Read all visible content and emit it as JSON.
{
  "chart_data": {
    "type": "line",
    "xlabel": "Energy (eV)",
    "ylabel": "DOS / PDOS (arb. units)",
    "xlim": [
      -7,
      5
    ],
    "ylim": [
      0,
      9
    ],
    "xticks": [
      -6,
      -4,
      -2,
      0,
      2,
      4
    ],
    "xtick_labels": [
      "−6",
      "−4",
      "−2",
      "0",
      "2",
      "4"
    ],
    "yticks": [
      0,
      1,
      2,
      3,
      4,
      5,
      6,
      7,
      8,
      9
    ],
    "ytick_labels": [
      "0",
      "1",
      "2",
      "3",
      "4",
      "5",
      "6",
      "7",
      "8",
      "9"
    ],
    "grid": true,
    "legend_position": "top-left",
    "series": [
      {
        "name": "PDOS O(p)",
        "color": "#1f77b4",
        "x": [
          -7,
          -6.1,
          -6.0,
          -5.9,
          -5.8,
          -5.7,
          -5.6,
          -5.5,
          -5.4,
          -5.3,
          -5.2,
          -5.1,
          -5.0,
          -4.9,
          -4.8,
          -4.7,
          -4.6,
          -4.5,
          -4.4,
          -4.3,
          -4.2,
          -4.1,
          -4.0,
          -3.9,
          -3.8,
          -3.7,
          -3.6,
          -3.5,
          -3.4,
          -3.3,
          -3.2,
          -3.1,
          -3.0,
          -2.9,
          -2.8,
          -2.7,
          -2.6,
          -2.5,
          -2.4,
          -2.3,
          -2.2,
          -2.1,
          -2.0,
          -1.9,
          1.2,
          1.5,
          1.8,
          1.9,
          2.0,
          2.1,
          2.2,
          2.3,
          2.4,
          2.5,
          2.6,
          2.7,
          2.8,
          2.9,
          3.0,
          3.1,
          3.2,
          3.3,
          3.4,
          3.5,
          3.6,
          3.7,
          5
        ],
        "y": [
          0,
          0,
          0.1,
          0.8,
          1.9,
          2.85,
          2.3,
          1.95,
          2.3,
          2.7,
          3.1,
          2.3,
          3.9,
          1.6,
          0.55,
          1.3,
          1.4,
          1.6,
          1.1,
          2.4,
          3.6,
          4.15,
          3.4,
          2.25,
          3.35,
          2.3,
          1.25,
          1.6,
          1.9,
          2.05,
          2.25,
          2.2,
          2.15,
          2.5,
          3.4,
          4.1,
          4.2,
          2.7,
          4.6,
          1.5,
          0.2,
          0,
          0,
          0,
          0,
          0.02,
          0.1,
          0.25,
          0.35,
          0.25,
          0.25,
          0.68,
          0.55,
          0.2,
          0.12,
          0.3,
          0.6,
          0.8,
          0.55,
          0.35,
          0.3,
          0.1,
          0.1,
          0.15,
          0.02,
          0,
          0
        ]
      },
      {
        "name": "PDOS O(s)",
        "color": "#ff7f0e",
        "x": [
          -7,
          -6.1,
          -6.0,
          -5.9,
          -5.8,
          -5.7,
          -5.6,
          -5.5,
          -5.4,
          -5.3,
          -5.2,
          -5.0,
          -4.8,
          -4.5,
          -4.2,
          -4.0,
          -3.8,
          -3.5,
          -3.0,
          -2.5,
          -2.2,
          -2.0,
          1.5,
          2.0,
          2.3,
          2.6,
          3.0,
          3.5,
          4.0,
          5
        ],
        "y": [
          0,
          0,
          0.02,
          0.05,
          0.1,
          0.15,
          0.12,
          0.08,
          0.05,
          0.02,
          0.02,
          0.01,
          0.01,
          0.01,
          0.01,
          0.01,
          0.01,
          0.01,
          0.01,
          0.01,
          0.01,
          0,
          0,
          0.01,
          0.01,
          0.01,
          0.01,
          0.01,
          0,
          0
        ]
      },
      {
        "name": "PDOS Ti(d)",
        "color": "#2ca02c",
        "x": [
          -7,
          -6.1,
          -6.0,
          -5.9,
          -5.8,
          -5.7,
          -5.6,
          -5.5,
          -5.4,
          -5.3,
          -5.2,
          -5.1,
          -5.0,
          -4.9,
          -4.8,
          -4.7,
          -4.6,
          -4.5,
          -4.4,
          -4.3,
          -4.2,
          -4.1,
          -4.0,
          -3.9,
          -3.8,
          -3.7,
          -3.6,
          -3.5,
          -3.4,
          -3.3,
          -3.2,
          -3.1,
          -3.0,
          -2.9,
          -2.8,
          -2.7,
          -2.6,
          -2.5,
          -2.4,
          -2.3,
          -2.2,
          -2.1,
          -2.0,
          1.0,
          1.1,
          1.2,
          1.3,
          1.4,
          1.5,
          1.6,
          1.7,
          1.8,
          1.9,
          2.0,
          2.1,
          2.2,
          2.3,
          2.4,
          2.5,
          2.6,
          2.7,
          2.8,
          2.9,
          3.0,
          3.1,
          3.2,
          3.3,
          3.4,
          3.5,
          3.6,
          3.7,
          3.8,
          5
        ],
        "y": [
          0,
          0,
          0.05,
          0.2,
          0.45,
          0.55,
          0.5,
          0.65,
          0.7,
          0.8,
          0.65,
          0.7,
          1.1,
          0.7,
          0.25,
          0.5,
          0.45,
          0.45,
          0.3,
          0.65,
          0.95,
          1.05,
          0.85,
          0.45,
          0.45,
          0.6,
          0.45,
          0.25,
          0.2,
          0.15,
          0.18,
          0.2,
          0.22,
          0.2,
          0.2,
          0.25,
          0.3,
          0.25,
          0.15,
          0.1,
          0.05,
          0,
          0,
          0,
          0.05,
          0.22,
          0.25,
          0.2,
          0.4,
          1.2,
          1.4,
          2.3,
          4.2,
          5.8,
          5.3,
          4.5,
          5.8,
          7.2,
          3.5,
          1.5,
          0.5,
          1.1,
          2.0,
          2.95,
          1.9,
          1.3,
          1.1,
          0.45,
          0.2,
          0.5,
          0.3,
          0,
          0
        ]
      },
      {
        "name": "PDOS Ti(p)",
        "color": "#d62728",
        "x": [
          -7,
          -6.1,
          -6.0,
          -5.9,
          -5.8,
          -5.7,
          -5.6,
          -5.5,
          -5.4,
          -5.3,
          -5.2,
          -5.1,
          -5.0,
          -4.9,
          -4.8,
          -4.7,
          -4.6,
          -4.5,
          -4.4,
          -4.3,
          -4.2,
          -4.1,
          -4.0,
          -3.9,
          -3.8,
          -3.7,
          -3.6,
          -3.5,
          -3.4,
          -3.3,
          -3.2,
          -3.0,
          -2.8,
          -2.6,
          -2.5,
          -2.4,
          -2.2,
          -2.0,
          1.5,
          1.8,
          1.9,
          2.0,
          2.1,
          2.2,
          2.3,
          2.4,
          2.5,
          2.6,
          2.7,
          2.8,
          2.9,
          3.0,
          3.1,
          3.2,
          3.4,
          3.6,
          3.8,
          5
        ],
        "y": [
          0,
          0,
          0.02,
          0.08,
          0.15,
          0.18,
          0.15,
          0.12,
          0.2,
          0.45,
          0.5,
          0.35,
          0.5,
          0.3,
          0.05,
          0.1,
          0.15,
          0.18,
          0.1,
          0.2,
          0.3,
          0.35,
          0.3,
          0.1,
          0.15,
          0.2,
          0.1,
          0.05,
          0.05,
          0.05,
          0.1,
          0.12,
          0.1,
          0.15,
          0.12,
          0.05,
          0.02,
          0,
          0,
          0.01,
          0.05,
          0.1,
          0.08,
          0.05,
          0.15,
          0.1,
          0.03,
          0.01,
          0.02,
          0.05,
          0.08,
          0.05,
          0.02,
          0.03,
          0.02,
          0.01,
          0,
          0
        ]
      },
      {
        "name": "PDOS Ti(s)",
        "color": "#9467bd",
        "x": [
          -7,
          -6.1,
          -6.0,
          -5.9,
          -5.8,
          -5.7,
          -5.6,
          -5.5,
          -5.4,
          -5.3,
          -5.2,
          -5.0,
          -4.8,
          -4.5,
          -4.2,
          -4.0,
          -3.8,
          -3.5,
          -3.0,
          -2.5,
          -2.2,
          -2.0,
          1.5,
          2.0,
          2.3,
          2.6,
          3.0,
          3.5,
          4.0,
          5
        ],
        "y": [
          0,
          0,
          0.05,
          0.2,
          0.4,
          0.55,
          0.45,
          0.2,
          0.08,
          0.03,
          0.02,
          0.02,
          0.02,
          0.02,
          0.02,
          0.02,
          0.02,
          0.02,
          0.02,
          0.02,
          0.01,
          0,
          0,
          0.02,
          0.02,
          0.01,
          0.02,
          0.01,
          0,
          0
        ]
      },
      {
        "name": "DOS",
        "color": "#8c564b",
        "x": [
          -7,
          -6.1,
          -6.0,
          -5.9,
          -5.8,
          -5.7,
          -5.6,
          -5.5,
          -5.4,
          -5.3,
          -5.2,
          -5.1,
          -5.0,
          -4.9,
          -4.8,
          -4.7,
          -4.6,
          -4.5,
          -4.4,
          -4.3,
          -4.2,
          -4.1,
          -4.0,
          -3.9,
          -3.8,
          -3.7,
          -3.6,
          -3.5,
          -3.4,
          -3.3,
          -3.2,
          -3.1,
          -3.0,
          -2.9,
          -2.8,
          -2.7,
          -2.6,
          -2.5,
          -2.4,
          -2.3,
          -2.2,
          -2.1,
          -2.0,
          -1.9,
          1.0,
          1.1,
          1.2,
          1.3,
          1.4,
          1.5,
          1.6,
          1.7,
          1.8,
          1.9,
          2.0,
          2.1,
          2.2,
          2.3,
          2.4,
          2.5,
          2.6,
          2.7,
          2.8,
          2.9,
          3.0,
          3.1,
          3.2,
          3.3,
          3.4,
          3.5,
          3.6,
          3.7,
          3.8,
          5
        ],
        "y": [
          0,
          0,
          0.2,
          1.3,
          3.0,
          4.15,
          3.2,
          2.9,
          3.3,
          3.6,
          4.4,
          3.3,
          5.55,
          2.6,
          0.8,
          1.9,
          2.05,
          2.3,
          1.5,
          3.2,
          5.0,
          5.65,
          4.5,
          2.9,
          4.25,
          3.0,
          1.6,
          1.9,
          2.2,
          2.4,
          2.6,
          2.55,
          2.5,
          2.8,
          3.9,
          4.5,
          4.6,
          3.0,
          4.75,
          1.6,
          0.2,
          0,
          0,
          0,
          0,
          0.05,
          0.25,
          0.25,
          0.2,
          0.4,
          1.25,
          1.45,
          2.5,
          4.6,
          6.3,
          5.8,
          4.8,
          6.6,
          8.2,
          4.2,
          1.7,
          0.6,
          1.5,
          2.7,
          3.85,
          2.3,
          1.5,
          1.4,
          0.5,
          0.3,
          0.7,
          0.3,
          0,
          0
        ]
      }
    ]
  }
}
◇ ◇ ◇
#### What to work on:
Identify and copy lines that hold the string "color".

#### Result below:
        "color": "#1f77b4",
        "color": "#ff7f0e",
        "color": "#2ca02c",
        "color": "#d62728",
        "color": "#9467bd",
        "color": "#8c564b",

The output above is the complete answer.